Dataset rows about figures:
● ● ● ●
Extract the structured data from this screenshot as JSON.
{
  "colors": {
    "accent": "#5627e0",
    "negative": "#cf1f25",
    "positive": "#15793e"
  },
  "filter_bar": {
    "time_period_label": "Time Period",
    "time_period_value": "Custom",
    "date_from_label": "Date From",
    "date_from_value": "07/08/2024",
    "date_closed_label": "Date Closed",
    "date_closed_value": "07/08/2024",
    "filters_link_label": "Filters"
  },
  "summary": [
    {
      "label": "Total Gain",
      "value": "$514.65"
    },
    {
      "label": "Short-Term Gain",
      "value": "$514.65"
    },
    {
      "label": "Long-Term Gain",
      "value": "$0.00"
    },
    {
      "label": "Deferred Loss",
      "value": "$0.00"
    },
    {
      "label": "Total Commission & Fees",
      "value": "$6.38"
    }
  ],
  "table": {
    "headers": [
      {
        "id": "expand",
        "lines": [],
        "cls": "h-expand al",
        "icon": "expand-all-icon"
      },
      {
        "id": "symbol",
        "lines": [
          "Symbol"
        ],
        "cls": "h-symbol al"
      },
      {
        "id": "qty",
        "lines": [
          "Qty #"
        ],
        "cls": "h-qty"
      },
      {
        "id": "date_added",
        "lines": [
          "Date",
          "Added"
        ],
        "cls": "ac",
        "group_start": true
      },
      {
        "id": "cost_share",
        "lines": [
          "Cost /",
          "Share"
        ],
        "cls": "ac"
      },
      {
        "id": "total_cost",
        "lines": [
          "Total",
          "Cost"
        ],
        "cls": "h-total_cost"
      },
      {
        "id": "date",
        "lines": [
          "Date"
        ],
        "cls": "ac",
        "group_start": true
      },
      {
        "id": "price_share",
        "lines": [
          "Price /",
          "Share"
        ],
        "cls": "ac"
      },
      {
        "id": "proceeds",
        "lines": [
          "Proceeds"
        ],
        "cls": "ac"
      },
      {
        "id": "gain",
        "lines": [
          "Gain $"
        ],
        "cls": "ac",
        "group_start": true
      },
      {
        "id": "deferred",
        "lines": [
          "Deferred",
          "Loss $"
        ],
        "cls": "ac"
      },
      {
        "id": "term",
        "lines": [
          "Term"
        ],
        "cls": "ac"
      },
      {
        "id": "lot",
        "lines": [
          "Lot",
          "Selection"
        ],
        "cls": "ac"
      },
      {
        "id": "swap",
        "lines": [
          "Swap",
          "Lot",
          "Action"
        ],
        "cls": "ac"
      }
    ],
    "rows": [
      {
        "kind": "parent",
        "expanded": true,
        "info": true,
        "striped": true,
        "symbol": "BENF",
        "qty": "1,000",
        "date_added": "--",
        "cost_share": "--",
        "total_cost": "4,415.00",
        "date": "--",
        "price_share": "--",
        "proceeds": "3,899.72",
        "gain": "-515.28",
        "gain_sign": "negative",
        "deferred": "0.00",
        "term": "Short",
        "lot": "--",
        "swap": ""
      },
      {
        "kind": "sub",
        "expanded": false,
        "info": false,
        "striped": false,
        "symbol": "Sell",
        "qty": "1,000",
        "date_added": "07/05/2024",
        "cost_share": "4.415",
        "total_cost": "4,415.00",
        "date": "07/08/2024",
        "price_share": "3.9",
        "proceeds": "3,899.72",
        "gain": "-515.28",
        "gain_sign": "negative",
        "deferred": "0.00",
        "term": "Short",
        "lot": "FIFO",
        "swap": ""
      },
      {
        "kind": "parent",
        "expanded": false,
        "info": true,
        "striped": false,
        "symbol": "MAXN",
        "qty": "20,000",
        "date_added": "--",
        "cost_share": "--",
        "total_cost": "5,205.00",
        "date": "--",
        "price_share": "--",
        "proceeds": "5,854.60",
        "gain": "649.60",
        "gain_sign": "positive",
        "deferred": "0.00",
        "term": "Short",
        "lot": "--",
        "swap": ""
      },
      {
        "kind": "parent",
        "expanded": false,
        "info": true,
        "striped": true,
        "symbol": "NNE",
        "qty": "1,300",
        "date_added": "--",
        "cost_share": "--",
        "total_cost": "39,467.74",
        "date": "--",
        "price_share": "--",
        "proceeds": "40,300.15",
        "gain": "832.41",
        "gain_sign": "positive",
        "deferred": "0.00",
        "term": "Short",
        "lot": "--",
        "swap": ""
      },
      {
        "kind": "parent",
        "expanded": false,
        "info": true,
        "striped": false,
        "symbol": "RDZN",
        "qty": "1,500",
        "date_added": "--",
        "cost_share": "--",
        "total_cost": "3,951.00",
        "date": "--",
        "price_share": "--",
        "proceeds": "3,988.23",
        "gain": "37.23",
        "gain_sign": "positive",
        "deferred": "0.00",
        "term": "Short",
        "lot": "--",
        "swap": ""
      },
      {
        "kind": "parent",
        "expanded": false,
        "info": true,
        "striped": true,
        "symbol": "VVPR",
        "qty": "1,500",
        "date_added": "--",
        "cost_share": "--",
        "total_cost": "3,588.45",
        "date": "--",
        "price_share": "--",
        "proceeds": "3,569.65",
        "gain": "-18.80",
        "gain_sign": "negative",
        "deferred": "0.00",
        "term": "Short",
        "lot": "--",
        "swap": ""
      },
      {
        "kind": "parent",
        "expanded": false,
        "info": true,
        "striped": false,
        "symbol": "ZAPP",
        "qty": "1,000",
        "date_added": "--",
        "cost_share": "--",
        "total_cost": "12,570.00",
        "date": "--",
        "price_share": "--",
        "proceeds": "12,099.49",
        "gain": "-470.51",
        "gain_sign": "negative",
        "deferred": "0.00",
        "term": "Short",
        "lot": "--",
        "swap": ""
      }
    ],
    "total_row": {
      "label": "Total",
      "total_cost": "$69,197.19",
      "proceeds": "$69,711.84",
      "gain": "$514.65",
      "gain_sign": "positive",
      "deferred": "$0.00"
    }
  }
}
● ● ● ●
_WORK TO DO:_
Write the entire listing out again, word for word.

_TASK RESPONSE:_
Extract the structured data from this screenshot as JSON.
{
  "colors": {
    "accent": "#5627e0",
    "negative": "#cf1f25",
    "positive": "#15793e"
  },
  "filter_bar": {
    "time_period_label": "Time Period",
    "time_period_value": "Custom",
    "date_from_label": "Date From",
    "date_from_value": "07/08/2024",
    "date_closed_label": "Date Closed",
    "date_closed_value": "07/08/2024",
    "filters_link_label": "Filters"
  },
  "summary": [
    {
      "label": "Total Gain",
      "value": "$514.65"
    },
    {
      "label": "Short-Term Gain",
      "value": "$514.65"
    },
    {
      "label": "Long-Term Gain",
      "value": "$0.00"
    },
    {
      "label": "Deferred Loss",
      "value": "$0.00"
    },
    {
      "label": "Total Commission & Fees",
      "value": "$6.38"
    }
  ],
  "table": {
    "headers": [
      {
        "id": "expand",
        "lines": [],
        "cls": "h-expand al",
        "icon": "expand-all-icon"
      },
      {
        "id": "symbol",
        "lines": [
          "Symbol"
        ],
        "cls": "h-symbol al"
      },
      {
        "id": "qty",
        "lines": [
          "Qty #"
        ],
        "cls": "h-qty"
      },
      {
        "id": "date_added",
        "lines": [
          "Date",
          "Added"
        ],
        "cls": "ac",
        "group_start": true
      },
      {
        "id": "cost_share",
        "lines": [
          "Cost /",
          "Share"
        ],
        "cls": "ac"
      },
      {
        "id": "total_cost",
        "lines": [
          "Total",
          "Cost"
        ],
        "cls": "h-total_cost"
      },
      {
        "id": "date",
        "lines": [
          "Date"
        ],
        "cls": "ac",
        "group_start": true
      },
      {
        "id": "price_share",
        "lines": [
          "Price /",
          "Share"
        ],
        "cls": "ac"
      },
      {
        "id": "proceeds",
        "lines": [
          "Proceeds"
        ],
        "cls": "ac"
      },
      {
        "id": "gain",
        "lines": [
          "Gain $"
        ],
        "cls": "ac",
        "group_start": true
      },
      {
        "id": "deferred",
        "lines": [
          "Deferred",
          "Loss $"
        ],
        "cls": "ac"
      },
      {
        "id": "term",
        "lines": [
          "Term"
        ],
        "cls": "ac"
      },
      {
        "id": "lot",
        "lines": [
          "Lot",
          "Selection"
        ],
        "cls": "ac"
      },
      {
        "id": "swap",
        "lines": [
          "Swap",
          "Lot",
          "Action"
        ],
        "cls": "ac"
      }
    ],
    "rows": [
      {
        "kind": "parent",
        "expanded": true,
        "info": true,
        "striped": true,
        "symbol": "BENF",
        "qty": "1,000",
        "date_added": "--",
        "cost_share": "--",
        "total_cost": "4,415.00",
        "date": "--",
        "price_share": "--",
        "proceeds": "3,899.72",
        "gain": "-515.28",
        "gain_sign": "negative",
        "deferred": "0.00",
        "term": "Short",
        "lot": "--",
        "swap": ""
      },
      {
        "kind": "sub",
        "expanded": false,
        "info": false,
        "striped": false,
        "symbol": "Sell",
        "qty": "1,000",
        "date_added": "07/05/2024",
        "cost_share": "4.415",
        "total_cost": "4,415.00",
        "date": "07/08/2024",
        "price_share": "3.9",
        "proceeds": "3,899.72",
        "gain": "-515.28",
        "gain_sign": "negative",
        "deferred": "0.00",
        "term": "Short",
        "lot": "FIFO",
        "swap": ""
      },
      {
        "kind": "parent",
        "expanded": false,
        "info": true,
        "striped": false,
        "symbol": "MAXN",
        "qty": "20,000",
        "date_added": "--",
        "cost_share": "--",
        "total_cost": "5,205.00",
        "date": "--",
        "price_share": "--",
        "proceeds": "5,854.60",
        "gain": "649.60",
        "gain_sign": "positive",
        "deferred": "0.00",
        "term": "Short",
        "lot": "--",
        "swap": ""
      },
      {
        "kind": "parent",
        "expanded": false,
        "info": true,
        "striped": true,
        "symbol": "NNE",
        "qty": "1,300",
        "date_added": "--",
        "cost_share": "--",
        "total_cost": "39,467.74",
        "date": "--",
        "price_share": "--",
        "proceeds": "40,300.15",
        "gain": "832.41",
        "gain_sign": "positive",
        "deferred": "0.00",
        "term": "Short",
        "lot": "--",
        "swap": ""
      },
      {
        "kind": "parent",
        "expanded": false,
        "info": true,
        "striped": false,
        "symbol": "RDZN",
        "qty": "1,500",
        "date_added": "--",
        "cost_share": "--",
        "total_cost": "3,951.00",
        "date": "--",
        "price_share": "--",
        "proceeds": "3,988.23",
        "gain": "37.23",
        "gain_sign": "positive",
        "deferred": "0.00",
        "term": "Short",
        "lot": "--",
        "swap": ""
      },
      {
        "kind": "parent",
        "expanded": false,
        "info": true,
        "striped": true,
        "symbol": "VVPR",
        "qty": "1,500",
        "date_added": "--",
        "cost_share": "--",
        "total_cost": "3,588.45",
        "date": "--",
        "price_share": "--",
        "proceeds": "3,569.65",
        "gain": "-18.80",
        "gain_sign": "negative",
        "deferred": "0.00",
        "term": "Short",
        "lot": "--",
        "swap": ""
      },
      {
        "kind": "parent",
        "expanded": false,
        "info": true,
        "striped": false,
        "symbol": "ZAPP",
        "qty": "1,000",
        "date_added": "--",
        "cost_share": "--",
        "total_cost": "12,570.00",
        "date": "--",
        "price_share": "--",
        "proceeds": "12,099.49",
        "gain": "-470.51",
        "gain_sign": "negative",
        "deferred": "0.00",
        "term": "Short",
        "lot": "--",
        "swap": ""
      }
    ],
    "total_row": {
      "label": "Total",
      "total_cost": "$69,197.19",
      "proceeds": "$69,711.84",
      "gain": "$514.65",
      "gain_sign": "positive",
      "deferred": "$0.00"
    }
  }
}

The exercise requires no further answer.